[REQUIREMENT]: Reproduce the listing below word for word, leaving out the pictures.

(Dataset rows)

====

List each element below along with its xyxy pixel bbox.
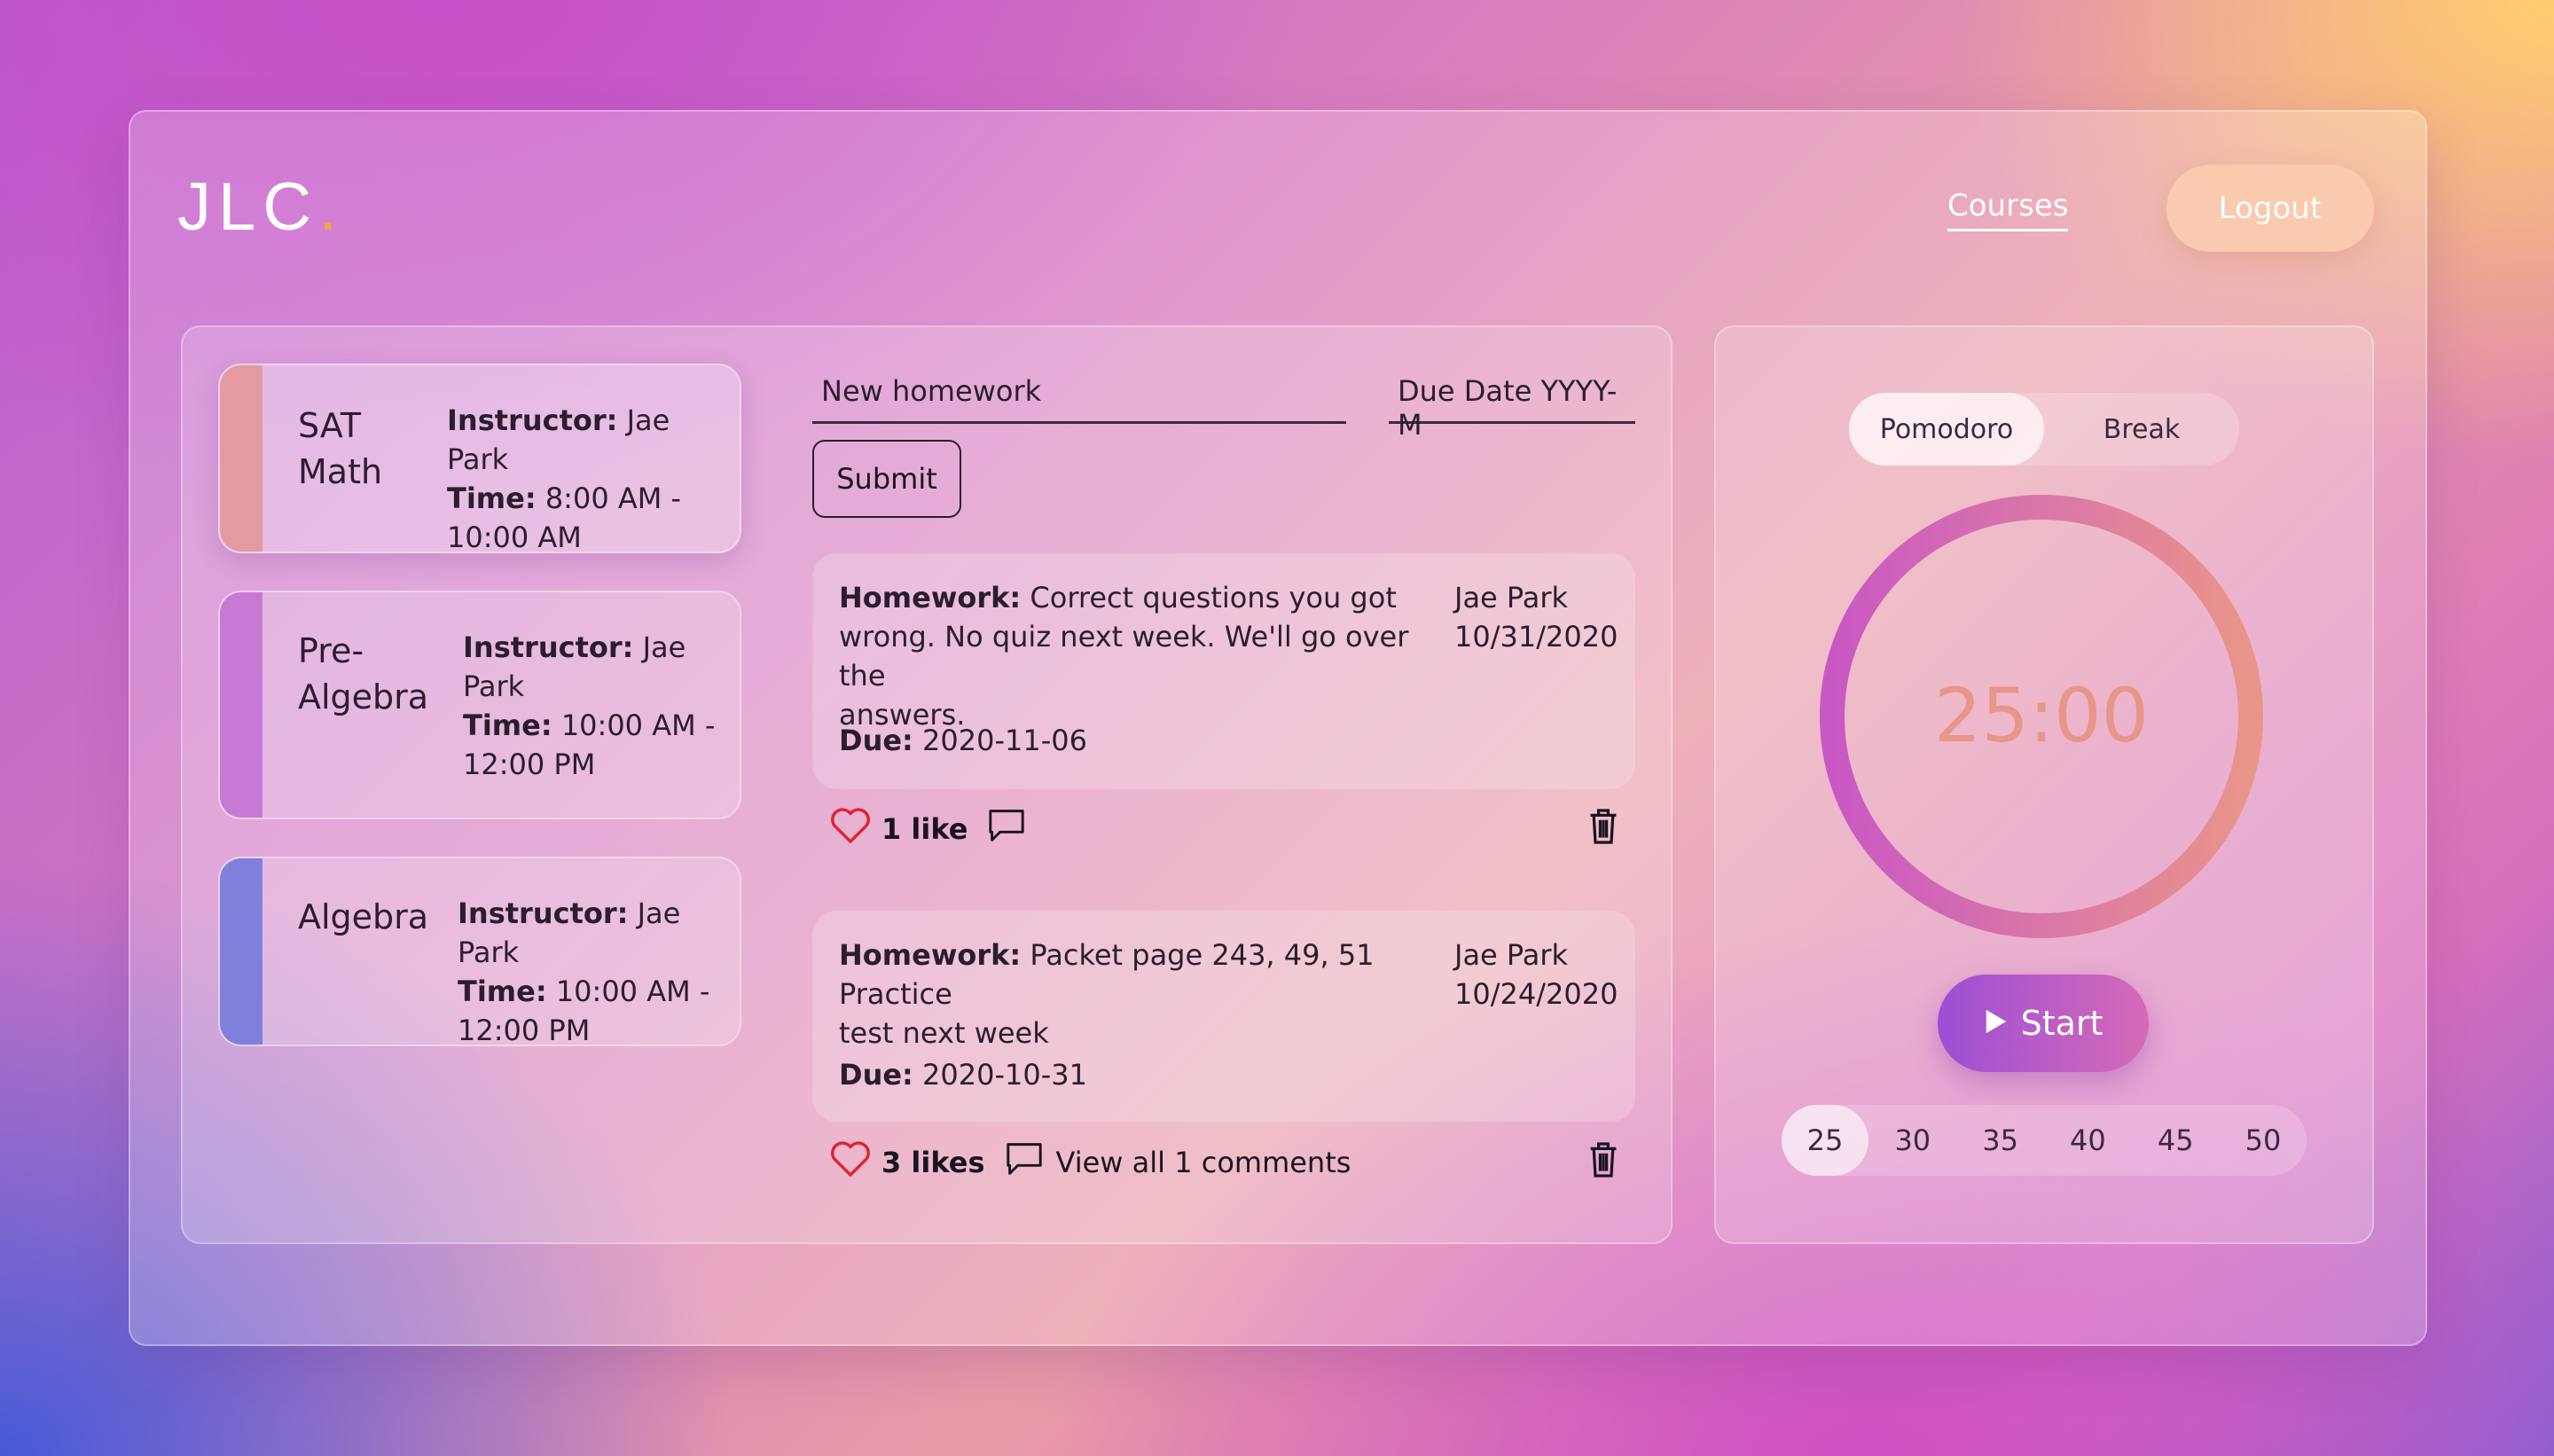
course-name: Algebra <box>298 897 429 936</box>
course-info: Instructor: Jae Park Time: 10:00 AM - 12… <box>458 896 710 1046</box>
homework-due: Due: 2020-11-06 <box>839 724 1087 757</box>
logo[interactable]: JLC. <box>177 168 344 246</box>
logo-dot: . <box>318 169 345 245</box>
course-card-sat-math[interactable]: SAT Math Instructor: Jae Park Time: 8:00 … <box>218 364 741 553</box>
trash-icon[interactable] <box>1587 1140 1619 1186</box>
homework-meta: Jae Park 10/24/2020 <box>1454 938 1618 1011</box>
new-homework-input[interactable]: New homework <box>812 362 1346 424</box>
submit-button[interactable]: Submit <box>812 440 961 518</box>
heart-icon[interactable] <box>830 808 871 850</box>
like-count: 1 like <box>881 812 968 846</box>
homework-actions: 3 likes View all 1 comments <box>830 1140 1619 1185</box>
course-color-stripe <box>220 858 262 1045</box>
course-info: Instructor: Jae Park Time: 8:00 AM - 10:… <box>447 403 682 553</box>
tab-pomodoro[interactable]: Pomodoro <box>1849 393 2044 466</box>
homework-actions: 1 like <box>830 807 1619 851</box>
course-card-pre-algebra[interactable]: Pre- Algebra Instructor: Jae Park Time: 1… <box>218 591 741 819</box>
logout-button[interactable]: Logout <box>2166 165 2374 252</box>
duration-option[interactable]: 50 <box>2220 1105 2307 1176</box>
timer-mode-switch: Pomodoro Break <box>1849 393 2239 466</box>
homework-meta: Jae Park 10/31/2020 <box>1454 581 1618 654</box>
duration-option[interactable]: 40 <box>2044 1105 2131 1176</box>
play-icon <box>1984 1004 2009 1043</box>
course-info: Instructor: Jae Park Time: 10:00 AM - 12… <box>463 630 716 781</box>
due-date-input[interactable]: Due Date YYYY-M <box>1389 362 1635 442</box>
homework-card: Homework: Correct questions you got wron… <box>812 553 1635 789</box>
view-comments-link[interactable]: View all 1 comments <box>1056 1146 1351 1179</box>
start-button[interactable]: Start <box>1938 975 2149 1072</box>
logo-text: JLC <box>177 169 319 245</box>
homework-due: Due: 2020-10-31 <box>839 1058 1087 1092</box>
course-color-stripe <box>220 592 262 818</box>
comment-icon[interactable] <box>1005 1141 1044 1184</box>
homework-text: Homework: Correct questions you got wron… <box>839 581 1409 732</box>
duration-selector: 25 30 35 40 45 50 <box>1782 1105 2307 1176</box>
comment-icon[interactable] <box>987 808 1026 850</box>
trash-icon[interactable] <box>1587 807 1619 853</box>
course-color-stripe <box>220 365 262 552</box>
nav-courses-link[interactable]: Courses <box>1947 188 2069 231</box>
like-count: 3 likes <box>881 1146 985 1179</box>
course-card-algebra[interactable]: Algebra Instructor: Jae Park Time: 10:00… <box>218 857 741 1046</box>
duration-option[interactable]: 30 <box>1869 1105 1956 1176</box>
start-label: Start <box>2020 1004 2104 1043</box>
duration-option[interactable]: 35 <box>1957 1105 2044 1176</box>
homework-card: Homework: Packet page 243, 49, 51 Practi… <box>812 911 1635 1122</box>
duration-option[interactable]: 25 <box>1782 1105 1868 1176</box>
timer-display: 25:00 <box>1933 672 2150 759</box>
course-name: Pre- Algebra <box>298 631 429 716</box>
heart-icon[interactable] <box>830 1141 871 1184</box>
tab-break[interactable]: Break <box>2044 393 2239 466</box>
course-name: SAT Math <box>298 406 383 491</box>
duration-option[interactable]: 45 <box>2132 1105 2219 1176</box>
homework-text: Homework: Packet page 243, 49, 51 Practi… <box>839 938 1375 1050</box>
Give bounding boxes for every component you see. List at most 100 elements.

====

[RESPONSE FOR THIS EXERCISE]:
List each element below along with its xyxy pixel bbox.
course-name: Algebra <box>298 897 429 936</box>
course-info: Instructor: Jae Park Time: 10:00 AM - 12… <box>458 896 710 1046</box>
homework-due: Due: 2020-11-06 <box>839 724 1087 757</box>
logo[interactable]: JLC. <box>177 168 344 246</box>
logo-dot: . <box>318 169 345 245</box>
course-card-sat-math[interactable]: SAT Math Instructor: Jae Park Time: 8:00 … <box>218 364 741 553</box>
trash-icon[interactable] <box>1587 1140 1619 1186</box>
homework-meta: Jae Park 10/24/2020 <box>1454 938 1618 1011</box>
new-homework-input[interactable]: New homework <box>812 362 1346 424</box>
submit-button[interactable]: Submit <box>812 440 961 518</box>
heart-icon[interactable] <box>830 808 871 850</box>
like-count: 1 like <box>881 812 968 846</box>
homework-actions: 3 likes View all 1 comments <box>830 1140 1619 1185</box>
course-color-stripe <box>220 858 262 1045</box>
course-info: Instructor: Jae Park Time: 8:00 AM - 10:… <box>447 403 682 553</box>
tab-pomodoro[interactable]: Pomodoro <box>1849 393 2044 466</box>
homework-actions: 1 like <box>830 807 1619 851</box>
course-card-pre-algebra[interactable]: Pre- Algebra Instructor: Jae Park Time: 1… <box>218 591 741 819</box>
logout-button[interactable]: Logout <box>2166 165 2374 252</box>
duration-option[interactable]: 50 <box>2220 1105 2307 1176</box>
timer-mode-switch: Pomodoro Break <box>1849 393 2239 466</box>
homework-meta: Jae Park 10/31/2020 <box>1454 581 1618 654</box>
duration-option[interactable]: 40 <box>2044 1105 2131 1176</box>
play-icon <box>1984 1004 2009 1043</box>
course-info: Instructor: Jae Park Time: 10:00 AM - 12… <box>463 630 716 781</box>
due-date-input[interactable]: Due Date YYYY-M <box>1389 362 1635 442</box>
homework-card: Homework: Correct questions you got wron… <box>812 553 1635 789</box>
view-comments-link[interactable]: View all 1 comments <box>1056 1146 1351 1179</box>
start-button[interactable]: Start <box>1938 975 2149 1072</box>
logo-text: JLC <box>177 169 319 245</box>
homework-due: Due: 2020-10-31 <box>839 1058 1087 1092</box>
course-color-stripe <box>220 592 262 818</box>
comment-icon[interactable] <box>1005 1141 1044 1184</box>
homework-text: Homework: Correct questions you got wron… <box>839 581 1409 732</box>
duration-selector: 25 30 35 40 45 50 <box>1782 1105 2307 1176</box>
comment-icon[interactable] <box>987 808 1026 850</box>
trash-icon[interactable] <box>1587 807 1619 853</box>
course-color-stripe <box>220 365 262 552</box>
nav-courses-link[interactable]: Courses <box>1947 188 2069 231</box>
like-count: 3 likes <box>881 1146 985 1179</box>
course-card-algebra[interactable]: Algebra Instructor: Jae Park Time: 10:00… <box>218 857 741 1046</box>
duration-option[interactable]: 30 <box>1869 1105 1956 1176</box>
start-label: Start <box>2020 1004 2104 1043</box>
duration-option[interactable]: 35 <box>1957 1105 2044 1176</box>
homework-card: Homework: Packet page 243, 49, 51 Practi… <box>812 911 1635 1122</box>
duration-option[interactable]: 25 <box>1782 1105 1868 1176</box>
timer-display: 25:00 <box>1933 672 2150 759</box>
course-name: Pre- Algebra <box>298 631 429 716</box>
heart-icon[interactable] <box>830 1141 871 1184</box>
tab-break[interactable]: Break <box>2044 393 2239 466</box>
course-name: SAT Math <box>298 406 383 491</box>
duration-option[interactable]: 45 <box>2132 1105 2219 1176</box>
homework-text: Homework: Packet page 243, 49, 51 Practi… <box>839 938 1375 1050</box>
Give bounding boxes for every component you see. List at most 100 elements.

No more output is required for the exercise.